● What is required:
Say how many lines contain "from"; the answer is the number alone.

Begin Excerpted data

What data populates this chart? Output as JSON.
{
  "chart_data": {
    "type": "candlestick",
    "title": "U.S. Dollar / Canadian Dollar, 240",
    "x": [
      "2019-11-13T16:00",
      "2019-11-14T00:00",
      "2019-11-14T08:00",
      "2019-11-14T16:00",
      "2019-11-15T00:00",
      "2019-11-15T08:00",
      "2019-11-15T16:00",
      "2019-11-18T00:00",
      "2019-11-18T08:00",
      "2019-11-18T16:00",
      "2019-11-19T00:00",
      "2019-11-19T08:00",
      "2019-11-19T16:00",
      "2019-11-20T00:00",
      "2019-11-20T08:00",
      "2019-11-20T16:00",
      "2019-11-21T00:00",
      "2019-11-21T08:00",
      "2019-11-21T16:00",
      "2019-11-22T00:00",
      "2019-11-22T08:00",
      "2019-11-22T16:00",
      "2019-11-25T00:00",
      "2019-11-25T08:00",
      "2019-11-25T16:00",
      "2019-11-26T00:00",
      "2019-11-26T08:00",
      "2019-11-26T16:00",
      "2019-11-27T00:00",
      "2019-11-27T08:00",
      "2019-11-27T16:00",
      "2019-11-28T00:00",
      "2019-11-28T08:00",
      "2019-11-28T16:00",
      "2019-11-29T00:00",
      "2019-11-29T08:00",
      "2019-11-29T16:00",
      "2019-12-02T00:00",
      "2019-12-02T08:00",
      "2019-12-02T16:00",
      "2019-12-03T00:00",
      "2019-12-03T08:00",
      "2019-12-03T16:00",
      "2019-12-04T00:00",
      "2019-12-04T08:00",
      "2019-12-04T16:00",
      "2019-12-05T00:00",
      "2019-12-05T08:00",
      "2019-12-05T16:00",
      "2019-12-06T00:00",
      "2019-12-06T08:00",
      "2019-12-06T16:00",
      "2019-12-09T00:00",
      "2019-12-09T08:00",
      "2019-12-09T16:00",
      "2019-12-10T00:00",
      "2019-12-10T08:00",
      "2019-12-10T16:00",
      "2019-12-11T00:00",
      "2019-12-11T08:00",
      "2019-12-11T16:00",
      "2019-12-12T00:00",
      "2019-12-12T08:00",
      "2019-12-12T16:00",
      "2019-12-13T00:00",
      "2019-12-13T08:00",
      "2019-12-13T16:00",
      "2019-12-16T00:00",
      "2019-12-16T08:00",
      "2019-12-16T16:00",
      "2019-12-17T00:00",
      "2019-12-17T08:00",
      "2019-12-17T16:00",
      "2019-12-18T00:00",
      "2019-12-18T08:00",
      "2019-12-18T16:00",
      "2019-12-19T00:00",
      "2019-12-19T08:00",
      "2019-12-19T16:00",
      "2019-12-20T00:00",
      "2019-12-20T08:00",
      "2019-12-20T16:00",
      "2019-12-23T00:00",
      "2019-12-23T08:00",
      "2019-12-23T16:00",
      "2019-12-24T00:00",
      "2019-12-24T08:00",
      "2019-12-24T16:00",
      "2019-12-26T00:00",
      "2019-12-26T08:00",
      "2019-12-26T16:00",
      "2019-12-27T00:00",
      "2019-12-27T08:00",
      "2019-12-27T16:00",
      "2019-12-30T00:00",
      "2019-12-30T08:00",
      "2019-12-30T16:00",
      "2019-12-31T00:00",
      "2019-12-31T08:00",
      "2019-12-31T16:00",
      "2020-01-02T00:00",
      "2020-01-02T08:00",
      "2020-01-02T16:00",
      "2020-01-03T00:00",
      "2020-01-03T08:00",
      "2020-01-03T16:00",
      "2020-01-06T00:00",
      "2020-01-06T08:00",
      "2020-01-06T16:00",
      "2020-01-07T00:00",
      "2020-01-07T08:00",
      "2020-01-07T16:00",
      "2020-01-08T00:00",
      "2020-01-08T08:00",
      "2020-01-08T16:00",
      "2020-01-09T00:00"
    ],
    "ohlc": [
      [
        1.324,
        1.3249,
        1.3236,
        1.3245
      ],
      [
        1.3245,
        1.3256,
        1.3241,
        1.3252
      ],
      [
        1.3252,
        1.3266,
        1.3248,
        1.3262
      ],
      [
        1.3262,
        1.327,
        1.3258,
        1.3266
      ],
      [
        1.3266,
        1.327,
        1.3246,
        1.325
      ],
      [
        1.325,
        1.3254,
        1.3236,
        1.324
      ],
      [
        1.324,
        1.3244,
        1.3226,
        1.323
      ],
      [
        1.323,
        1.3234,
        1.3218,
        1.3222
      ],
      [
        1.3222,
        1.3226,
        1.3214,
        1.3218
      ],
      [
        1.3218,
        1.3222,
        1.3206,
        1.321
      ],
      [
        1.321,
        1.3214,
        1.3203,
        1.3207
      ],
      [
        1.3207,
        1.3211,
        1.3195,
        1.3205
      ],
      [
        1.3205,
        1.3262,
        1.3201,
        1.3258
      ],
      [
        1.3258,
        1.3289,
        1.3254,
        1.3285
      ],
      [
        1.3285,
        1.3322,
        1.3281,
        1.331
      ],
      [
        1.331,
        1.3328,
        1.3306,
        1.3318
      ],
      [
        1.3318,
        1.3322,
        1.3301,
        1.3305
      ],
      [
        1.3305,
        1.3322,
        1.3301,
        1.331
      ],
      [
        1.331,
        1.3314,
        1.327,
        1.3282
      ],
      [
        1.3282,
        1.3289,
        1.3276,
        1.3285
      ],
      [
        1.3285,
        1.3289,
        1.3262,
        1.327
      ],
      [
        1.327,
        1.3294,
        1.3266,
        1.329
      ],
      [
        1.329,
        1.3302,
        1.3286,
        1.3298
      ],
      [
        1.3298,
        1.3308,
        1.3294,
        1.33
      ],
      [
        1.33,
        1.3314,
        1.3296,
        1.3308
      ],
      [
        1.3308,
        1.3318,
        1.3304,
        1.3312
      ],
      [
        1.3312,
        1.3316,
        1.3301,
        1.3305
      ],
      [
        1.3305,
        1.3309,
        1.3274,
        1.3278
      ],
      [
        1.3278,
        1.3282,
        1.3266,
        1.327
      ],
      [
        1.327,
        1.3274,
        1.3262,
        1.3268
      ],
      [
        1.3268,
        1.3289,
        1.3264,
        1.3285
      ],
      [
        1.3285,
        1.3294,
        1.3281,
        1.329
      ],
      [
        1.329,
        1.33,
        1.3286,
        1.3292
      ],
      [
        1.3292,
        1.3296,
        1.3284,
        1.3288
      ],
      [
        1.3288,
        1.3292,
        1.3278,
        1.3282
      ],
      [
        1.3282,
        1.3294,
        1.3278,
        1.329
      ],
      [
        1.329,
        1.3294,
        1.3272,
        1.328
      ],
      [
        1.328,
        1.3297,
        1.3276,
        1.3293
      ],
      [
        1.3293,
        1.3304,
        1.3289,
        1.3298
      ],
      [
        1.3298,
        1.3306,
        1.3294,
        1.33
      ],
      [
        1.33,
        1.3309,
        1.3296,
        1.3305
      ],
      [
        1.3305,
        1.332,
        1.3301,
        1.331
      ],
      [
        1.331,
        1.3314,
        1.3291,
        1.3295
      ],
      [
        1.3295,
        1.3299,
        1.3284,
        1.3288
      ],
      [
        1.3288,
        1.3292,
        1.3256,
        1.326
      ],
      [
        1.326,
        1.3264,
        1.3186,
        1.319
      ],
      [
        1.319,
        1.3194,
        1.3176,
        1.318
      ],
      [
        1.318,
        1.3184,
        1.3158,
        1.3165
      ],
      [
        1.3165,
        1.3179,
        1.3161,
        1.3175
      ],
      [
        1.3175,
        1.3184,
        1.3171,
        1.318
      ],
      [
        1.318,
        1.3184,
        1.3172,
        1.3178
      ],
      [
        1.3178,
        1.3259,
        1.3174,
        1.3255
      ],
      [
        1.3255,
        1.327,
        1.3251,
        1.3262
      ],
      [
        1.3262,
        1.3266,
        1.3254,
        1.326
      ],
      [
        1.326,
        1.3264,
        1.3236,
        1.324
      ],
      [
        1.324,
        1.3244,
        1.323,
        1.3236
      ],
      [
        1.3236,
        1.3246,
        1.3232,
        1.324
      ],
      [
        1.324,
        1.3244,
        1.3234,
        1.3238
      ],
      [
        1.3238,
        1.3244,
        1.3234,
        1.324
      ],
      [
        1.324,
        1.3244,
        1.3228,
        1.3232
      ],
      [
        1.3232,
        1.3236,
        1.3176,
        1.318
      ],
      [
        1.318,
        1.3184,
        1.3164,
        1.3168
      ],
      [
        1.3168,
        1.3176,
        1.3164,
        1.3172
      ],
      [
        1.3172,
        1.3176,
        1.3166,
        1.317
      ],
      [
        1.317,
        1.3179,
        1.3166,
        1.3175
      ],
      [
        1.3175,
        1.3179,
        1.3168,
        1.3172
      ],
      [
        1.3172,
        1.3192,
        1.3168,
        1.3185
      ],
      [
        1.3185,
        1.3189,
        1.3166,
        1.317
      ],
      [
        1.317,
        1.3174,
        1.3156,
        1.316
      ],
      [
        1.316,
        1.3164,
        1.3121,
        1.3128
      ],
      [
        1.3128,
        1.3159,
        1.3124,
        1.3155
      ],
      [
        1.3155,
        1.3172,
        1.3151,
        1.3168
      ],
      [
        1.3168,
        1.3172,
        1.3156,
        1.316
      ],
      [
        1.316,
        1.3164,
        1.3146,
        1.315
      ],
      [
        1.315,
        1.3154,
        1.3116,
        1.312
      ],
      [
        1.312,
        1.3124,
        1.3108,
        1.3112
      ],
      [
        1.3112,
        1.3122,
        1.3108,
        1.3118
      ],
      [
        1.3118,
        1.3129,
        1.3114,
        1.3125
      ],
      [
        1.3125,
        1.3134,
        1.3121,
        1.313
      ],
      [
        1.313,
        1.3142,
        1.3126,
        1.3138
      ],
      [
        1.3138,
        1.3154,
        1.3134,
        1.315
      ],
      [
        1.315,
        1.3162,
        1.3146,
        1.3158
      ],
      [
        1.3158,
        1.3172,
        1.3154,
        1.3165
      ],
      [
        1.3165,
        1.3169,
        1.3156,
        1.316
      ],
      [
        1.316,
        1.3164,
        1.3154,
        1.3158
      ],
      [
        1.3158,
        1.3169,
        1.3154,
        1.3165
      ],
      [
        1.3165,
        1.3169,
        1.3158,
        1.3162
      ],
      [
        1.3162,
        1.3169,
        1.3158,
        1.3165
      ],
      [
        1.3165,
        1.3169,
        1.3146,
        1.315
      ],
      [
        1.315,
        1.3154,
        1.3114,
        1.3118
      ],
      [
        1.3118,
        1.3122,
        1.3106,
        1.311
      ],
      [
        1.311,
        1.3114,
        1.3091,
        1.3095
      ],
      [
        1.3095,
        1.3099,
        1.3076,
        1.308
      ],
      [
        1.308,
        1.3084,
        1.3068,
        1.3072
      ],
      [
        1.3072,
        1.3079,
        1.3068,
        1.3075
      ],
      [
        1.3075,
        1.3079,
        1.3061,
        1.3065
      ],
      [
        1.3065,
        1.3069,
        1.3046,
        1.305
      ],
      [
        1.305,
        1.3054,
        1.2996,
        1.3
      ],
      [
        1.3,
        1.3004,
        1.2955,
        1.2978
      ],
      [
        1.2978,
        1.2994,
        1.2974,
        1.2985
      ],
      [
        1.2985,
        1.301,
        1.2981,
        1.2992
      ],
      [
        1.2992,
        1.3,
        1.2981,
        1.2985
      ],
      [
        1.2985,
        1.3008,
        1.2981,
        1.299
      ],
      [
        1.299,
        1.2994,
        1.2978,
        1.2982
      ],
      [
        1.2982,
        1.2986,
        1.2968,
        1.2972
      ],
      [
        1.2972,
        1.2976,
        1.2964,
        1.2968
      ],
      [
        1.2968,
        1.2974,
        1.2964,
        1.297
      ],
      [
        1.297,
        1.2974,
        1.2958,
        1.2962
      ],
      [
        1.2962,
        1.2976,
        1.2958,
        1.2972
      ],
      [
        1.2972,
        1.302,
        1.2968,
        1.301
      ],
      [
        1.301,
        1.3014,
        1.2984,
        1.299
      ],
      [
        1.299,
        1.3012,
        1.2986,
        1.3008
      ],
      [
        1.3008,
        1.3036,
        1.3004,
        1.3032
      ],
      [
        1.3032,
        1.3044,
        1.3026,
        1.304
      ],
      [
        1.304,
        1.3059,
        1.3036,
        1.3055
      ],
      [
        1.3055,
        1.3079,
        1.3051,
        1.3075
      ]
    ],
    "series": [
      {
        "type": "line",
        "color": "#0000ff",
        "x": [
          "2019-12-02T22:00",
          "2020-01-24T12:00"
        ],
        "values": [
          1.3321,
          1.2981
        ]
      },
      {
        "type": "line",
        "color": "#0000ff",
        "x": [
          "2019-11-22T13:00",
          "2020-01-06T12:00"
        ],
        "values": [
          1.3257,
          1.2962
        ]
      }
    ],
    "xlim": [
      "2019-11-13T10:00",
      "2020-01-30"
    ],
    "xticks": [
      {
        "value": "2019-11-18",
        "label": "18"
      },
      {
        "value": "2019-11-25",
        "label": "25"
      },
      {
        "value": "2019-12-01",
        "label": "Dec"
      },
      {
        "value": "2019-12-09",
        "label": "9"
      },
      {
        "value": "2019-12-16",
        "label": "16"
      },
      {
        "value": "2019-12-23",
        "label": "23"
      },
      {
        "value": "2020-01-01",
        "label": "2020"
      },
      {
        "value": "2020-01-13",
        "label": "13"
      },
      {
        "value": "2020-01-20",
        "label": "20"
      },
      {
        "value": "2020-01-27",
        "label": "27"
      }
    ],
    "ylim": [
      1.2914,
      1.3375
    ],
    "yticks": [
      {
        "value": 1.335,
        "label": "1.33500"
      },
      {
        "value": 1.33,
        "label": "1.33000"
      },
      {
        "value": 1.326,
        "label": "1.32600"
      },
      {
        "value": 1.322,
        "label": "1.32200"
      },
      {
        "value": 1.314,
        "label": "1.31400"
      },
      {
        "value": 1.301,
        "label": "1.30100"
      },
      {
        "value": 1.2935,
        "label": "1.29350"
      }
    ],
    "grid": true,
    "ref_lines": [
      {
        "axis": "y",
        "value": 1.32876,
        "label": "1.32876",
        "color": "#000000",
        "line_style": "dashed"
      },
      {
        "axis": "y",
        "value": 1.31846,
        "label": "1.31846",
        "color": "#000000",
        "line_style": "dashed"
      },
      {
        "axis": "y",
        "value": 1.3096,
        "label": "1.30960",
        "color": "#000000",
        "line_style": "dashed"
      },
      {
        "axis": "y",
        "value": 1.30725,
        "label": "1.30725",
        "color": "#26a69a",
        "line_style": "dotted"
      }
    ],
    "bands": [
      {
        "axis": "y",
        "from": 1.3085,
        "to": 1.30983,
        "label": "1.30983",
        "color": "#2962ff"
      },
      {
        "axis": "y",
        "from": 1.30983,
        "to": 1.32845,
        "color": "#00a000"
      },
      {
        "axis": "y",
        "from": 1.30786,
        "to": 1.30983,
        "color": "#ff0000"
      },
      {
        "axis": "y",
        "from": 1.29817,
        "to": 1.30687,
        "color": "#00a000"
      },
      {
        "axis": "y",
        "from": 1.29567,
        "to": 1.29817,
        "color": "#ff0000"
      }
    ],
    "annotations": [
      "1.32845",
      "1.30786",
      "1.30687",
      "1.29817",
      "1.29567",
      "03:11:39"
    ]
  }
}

End Excerpted data

● Exercise result:
5